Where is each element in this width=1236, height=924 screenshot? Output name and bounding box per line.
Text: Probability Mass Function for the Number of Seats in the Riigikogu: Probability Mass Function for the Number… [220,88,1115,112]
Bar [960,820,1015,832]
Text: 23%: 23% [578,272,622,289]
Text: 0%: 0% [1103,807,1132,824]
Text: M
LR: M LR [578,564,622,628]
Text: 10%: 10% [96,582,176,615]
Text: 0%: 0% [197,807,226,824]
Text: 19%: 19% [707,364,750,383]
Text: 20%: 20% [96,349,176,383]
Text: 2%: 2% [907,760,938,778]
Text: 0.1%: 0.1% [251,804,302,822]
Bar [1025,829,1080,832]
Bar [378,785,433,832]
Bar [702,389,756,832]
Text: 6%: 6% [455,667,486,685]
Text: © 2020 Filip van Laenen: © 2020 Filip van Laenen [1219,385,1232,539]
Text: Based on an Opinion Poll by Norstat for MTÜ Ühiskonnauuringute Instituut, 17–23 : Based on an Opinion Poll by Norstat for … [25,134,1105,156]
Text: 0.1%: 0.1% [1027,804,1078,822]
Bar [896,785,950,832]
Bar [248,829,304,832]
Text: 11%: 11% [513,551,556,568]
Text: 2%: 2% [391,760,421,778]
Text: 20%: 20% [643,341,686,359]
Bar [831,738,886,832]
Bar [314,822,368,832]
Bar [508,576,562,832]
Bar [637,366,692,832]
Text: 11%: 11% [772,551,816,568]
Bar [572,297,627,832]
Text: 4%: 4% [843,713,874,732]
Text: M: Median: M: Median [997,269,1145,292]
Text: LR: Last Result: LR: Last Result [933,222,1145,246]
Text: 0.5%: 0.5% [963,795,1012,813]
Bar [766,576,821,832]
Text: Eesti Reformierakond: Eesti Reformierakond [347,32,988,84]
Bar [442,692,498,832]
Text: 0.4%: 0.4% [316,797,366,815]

STATED EXERCISE >> Extract every line above that contains the string "Output", copying each such line in full.

CORRECT RESPONSE >>
Where is each element in this width=1236, height=924 screenshot? Output name and bounding box per line.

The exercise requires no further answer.